* The problem
Only the number is wanted: tally the lines below that contain the word "install".

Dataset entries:
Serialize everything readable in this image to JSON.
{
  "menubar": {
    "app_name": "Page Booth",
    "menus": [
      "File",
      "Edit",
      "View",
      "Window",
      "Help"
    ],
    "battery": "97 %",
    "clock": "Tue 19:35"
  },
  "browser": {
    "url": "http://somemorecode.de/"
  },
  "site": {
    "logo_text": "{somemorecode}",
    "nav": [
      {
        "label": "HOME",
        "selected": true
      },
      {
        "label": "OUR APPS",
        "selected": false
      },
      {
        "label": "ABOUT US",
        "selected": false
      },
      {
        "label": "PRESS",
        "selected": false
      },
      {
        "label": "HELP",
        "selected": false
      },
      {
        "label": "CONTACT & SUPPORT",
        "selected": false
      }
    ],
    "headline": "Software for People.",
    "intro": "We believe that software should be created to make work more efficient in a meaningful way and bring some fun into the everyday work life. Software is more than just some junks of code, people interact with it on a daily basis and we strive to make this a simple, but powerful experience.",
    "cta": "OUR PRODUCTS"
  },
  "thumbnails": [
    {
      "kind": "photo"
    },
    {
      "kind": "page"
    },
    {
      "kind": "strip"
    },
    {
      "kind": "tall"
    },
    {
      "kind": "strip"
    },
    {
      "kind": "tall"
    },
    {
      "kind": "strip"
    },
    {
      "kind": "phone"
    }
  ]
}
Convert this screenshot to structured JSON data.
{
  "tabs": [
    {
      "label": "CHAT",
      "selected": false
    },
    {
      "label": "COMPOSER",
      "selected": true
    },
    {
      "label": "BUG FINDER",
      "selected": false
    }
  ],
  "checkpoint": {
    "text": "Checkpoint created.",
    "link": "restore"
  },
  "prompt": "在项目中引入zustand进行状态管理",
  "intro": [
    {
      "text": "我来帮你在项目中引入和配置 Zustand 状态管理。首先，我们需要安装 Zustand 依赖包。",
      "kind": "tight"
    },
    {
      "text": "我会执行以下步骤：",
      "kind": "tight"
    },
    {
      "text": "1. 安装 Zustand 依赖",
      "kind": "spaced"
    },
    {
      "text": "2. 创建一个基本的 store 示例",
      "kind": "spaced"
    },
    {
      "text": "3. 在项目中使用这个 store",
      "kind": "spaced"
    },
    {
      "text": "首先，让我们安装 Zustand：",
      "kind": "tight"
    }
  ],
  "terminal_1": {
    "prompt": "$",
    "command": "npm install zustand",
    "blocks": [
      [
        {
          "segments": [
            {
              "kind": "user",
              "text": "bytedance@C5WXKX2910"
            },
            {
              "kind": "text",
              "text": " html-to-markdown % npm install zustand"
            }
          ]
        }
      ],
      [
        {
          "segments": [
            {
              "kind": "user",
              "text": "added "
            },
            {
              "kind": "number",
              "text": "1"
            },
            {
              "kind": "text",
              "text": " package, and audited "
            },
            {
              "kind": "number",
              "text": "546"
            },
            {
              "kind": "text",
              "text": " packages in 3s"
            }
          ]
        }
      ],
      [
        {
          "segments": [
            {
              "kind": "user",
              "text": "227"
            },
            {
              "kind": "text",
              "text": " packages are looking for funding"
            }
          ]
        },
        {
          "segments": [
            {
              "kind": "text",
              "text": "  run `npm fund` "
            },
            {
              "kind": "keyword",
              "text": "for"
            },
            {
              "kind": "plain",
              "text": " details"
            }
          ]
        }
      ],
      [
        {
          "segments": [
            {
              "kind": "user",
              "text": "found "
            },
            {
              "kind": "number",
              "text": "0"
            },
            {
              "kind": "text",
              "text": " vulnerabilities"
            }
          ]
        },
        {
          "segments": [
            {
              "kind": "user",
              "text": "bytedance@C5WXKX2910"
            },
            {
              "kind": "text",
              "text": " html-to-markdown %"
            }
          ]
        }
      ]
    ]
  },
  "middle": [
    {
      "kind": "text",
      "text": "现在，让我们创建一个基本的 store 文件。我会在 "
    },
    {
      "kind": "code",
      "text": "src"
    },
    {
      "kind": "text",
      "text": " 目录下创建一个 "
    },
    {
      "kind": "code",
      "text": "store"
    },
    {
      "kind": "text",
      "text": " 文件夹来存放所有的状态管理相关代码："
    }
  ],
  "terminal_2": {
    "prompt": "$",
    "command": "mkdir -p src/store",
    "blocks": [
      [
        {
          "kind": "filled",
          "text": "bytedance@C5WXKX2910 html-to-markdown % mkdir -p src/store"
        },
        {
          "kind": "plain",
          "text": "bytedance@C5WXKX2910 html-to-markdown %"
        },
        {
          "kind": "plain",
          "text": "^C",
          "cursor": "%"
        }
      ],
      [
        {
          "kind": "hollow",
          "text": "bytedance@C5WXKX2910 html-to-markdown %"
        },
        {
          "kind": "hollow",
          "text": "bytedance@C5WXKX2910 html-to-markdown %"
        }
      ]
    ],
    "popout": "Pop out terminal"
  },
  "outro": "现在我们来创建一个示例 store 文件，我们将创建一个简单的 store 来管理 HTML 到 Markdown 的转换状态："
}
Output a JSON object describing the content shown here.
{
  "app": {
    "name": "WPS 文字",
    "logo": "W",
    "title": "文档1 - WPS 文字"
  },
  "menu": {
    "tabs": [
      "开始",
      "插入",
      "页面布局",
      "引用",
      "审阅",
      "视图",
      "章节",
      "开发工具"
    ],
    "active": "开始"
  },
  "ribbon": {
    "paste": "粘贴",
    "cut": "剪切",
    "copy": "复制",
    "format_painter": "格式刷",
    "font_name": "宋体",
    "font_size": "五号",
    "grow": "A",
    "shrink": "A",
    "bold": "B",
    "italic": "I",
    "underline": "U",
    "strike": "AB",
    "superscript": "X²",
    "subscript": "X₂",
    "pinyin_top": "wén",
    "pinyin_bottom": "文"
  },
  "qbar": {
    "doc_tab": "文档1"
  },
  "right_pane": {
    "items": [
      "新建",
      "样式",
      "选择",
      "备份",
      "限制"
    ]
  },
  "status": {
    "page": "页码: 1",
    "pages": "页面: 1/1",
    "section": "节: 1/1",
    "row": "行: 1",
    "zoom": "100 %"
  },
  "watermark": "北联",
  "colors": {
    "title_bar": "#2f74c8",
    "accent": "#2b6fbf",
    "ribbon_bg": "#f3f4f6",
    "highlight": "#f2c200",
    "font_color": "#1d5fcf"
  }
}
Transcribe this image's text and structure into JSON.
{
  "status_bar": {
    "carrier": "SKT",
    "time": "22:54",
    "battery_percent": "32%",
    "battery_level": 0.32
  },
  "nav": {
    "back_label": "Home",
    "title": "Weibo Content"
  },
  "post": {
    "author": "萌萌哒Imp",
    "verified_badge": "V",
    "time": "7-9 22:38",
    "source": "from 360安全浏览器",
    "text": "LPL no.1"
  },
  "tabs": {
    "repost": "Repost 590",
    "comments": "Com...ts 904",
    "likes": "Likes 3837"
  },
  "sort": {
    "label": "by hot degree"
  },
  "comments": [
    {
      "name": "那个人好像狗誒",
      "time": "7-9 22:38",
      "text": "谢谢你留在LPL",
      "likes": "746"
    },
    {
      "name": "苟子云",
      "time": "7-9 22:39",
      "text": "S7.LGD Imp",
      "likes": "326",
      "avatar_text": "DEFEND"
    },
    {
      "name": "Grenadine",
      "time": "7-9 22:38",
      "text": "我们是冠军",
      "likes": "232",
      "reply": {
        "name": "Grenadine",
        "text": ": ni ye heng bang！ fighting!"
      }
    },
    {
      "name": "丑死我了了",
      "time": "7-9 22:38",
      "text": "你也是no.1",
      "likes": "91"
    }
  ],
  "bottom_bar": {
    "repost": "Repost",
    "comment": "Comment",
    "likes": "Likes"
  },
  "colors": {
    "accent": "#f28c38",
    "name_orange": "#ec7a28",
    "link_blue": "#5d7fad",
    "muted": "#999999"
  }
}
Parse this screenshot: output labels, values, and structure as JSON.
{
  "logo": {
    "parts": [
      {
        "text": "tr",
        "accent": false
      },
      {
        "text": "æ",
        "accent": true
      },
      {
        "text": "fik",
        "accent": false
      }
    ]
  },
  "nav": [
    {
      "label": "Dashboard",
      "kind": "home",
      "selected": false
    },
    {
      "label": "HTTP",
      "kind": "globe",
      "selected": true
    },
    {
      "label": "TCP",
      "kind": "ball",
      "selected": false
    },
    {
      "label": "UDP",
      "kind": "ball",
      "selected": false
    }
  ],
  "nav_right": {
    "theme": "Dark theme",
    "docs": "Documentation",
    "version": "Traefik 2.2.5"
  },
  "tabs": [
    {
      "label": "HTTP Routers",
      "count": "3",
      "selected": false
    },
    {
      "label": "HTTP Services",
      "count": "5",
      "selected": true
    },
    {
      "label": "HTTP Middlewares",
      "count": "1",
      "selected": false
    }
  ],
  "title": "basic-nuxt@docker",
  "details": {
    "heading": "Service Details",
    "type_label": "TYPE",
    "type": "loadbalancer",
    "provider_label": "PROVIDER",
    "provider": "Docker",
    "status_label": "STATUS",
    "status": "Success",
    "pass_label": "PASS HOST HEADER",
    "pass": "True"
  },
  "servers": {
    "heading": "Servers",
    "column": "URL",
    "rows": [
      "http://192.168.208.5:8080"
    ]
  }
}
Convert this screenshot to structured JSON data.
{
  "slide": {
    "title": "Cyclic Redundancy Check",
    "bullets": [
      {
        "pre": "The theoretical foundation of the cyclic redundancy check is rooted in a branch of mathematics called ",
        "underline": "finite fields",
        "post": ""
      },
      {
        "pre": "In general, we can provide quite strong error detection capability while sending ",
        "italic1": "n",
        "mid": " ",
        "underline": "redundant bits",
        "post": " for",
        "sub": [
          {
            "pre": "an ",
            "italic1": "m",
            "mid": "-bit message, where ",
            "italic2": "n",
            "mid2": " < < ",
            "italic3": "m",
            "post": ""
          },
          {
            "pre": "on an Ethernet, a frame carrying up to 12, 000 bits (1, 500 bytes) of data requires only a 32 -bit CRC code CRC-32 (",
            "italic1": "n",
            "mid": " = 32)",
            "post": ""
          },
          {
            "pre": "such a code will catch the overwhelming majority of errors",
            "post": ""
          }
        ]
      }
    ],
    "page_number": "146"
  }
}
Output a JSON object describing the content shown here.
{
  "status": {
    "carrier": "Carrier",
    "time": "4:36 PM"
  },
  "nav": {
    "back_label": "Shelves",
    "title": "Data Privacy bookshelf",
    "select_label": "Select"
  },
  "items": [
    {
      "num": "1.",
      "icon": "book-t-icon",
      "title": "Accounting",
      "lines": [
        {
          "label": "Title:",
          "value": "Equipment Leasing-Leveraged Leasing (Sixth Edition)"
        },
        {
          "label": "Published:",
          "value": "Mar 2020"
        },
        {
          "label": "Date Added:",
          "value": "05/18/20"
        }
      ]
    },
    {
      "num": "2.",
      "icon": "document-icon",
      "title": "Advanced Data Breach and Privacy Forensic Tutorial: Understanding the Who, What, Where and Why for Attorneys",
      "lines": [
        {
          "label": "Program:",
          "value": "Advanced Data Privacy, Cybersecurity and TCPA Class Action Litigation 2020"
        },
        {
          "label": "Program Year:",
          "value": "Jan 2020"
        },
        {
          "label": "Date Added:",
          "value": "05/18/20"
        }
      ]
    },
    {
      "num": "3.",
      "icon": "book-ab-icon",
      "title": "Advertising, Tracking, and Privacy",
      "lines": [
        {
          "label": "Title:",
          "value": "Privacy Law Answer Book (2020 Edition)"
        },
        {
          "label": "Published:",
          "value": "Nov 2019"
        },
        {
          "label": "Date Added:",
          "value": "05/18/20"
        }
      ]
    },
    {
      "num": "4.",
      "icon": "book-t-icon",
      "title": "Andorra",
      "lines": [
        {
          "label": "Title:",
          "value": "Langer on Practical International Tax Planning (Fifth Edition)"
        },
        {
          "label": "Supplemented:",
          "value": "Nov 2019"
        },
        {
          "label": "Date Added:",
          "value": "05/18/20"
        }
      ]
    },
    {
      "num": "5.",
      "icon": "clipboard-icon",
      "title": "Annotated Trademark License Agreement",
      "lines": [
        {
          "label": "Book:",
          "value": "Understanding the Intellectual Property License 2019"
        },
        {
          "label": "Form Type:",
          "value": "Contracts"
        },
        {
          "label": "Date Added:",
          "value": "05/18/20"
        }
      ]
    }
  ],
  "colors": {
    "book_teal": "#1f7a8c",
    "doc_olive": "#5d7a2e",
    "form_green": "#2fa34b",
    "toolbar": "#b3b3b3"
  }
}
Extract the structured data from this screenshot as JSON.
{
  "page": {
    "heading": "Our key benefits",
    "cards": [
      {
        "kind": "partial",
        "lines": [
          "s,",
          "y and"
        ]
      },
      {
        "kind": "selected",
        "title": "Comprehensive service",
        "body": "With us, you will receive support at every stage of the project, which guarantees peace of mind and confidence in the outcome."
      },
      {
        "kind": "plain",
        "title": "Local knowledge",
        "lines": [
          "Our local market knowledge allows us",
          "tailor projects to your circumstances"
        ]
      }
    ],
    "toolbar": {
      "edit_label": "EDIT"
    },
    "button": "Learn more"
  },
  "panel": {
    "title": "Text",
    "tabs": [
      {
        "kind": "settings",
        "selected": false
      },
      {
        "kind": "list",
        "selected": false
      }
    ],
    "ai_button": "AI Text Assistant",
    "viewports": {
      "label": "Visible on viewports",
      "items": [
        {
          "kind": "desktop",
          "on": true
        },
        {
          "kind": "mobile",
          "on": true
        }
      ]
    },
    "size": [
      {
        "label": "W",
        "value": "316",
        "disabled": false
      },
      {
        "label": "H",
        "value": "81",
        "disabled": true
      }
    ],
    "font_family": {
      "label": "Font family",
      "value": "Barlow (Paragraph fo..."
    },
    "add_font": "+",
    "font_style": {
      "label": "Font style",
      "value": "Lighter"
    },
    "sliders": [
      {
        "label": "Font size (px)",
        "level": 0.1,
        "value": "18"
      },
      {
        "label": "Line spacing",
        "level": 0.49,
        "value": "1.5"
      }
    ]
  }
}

* Exercise answer
2